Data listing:
---+---
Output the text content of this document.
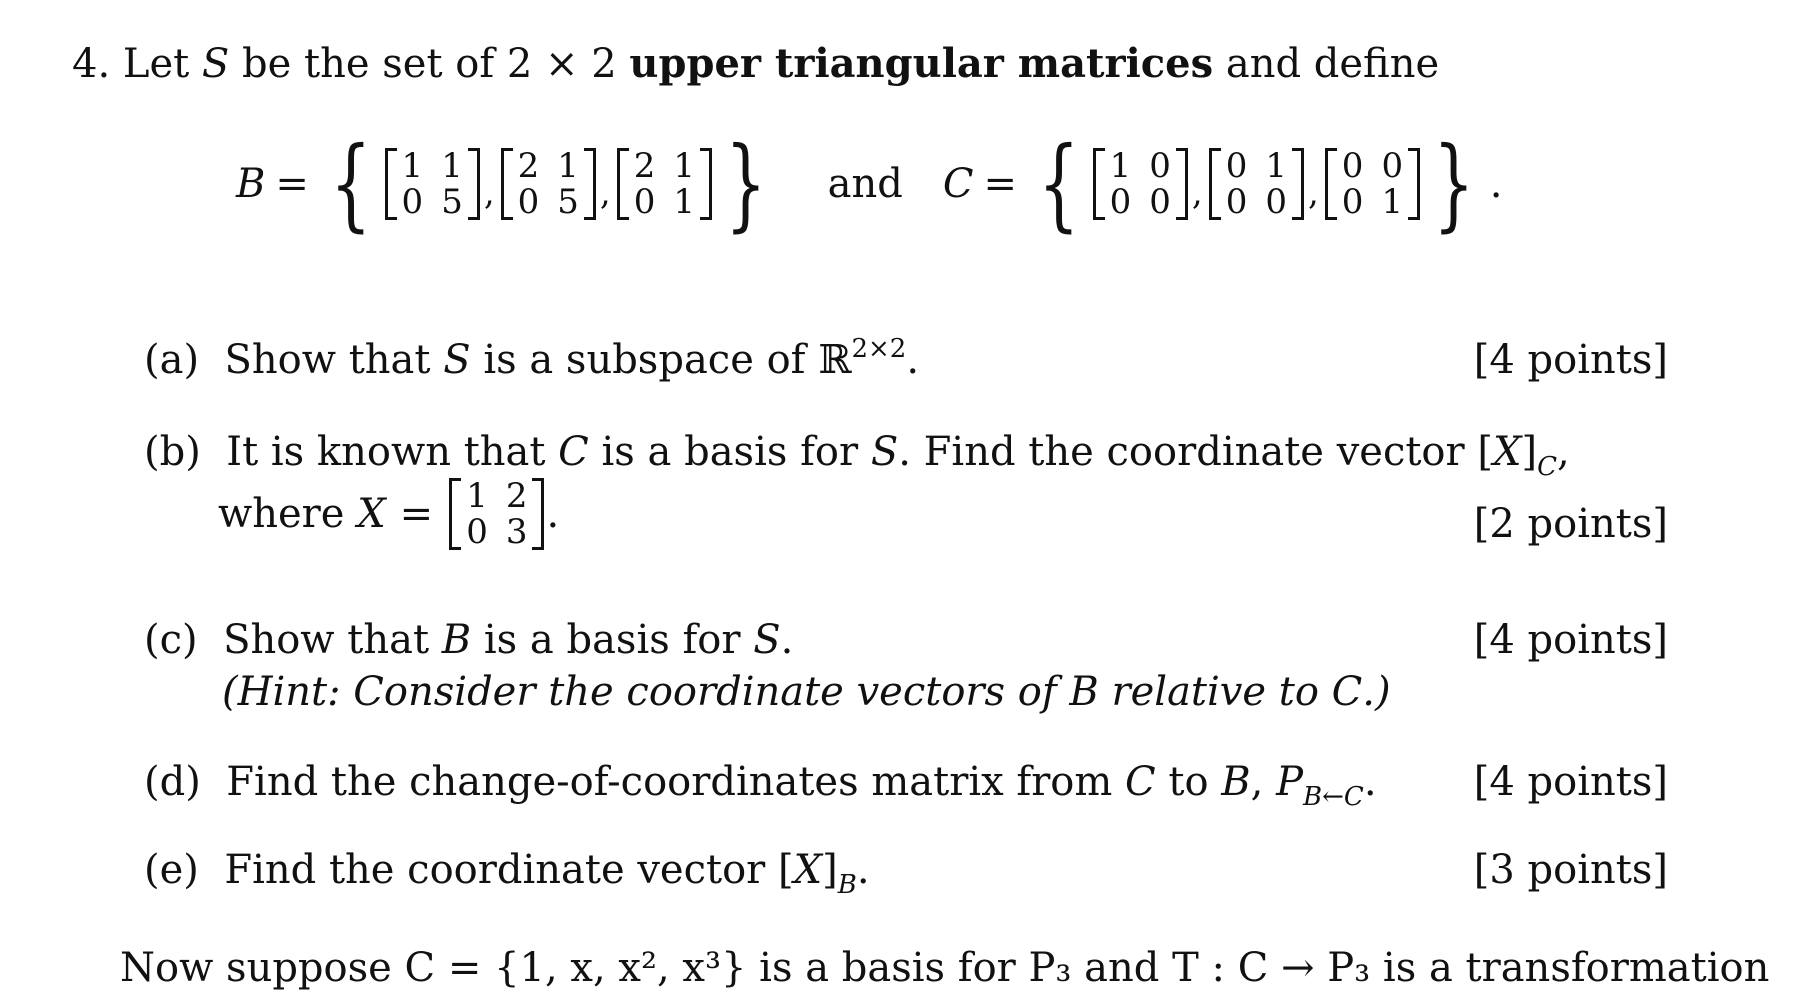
4. Let S be the set of 2 × 2 upper triangular matrices and define
B = { 1	1
0	5 ,
2	1
0	5 ,
2	1
0	1 } and C = { 1	0
0	0 ,
0	1
0	0 ,
0	0
0	1 } .
(a) Show that S is a subspace of ℝ$^{2\times 2}$.	[4 points]
(b) It is known that C is a basis for S. Find the coordinate vector $[X]_C$,
where
X = 1	2
0	3 .	[2 points]
(c) Show that B is a basis for S.
(Hint: Consider the coordinate vectors of B relative to C.)
[4 points]
(d) Find the change-of-coordinates matrix from C to B, $P_{B\leftarrow C}$. [4 points]
(e) Find the coordinate vector $[X]_B$.	[3 points]
Now suppose C = {1, x, x², x³} is a basis for P₃ and T : C → P₃ is a transformation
---+---
__Problem requirements__.
Copy each line of the preceding data that contains the string "Show".

__The response__.
(a) Show that S is a subspace of ℝ$^{2\times 2}$.	[4 points]
(c) Show that B is a basis for S.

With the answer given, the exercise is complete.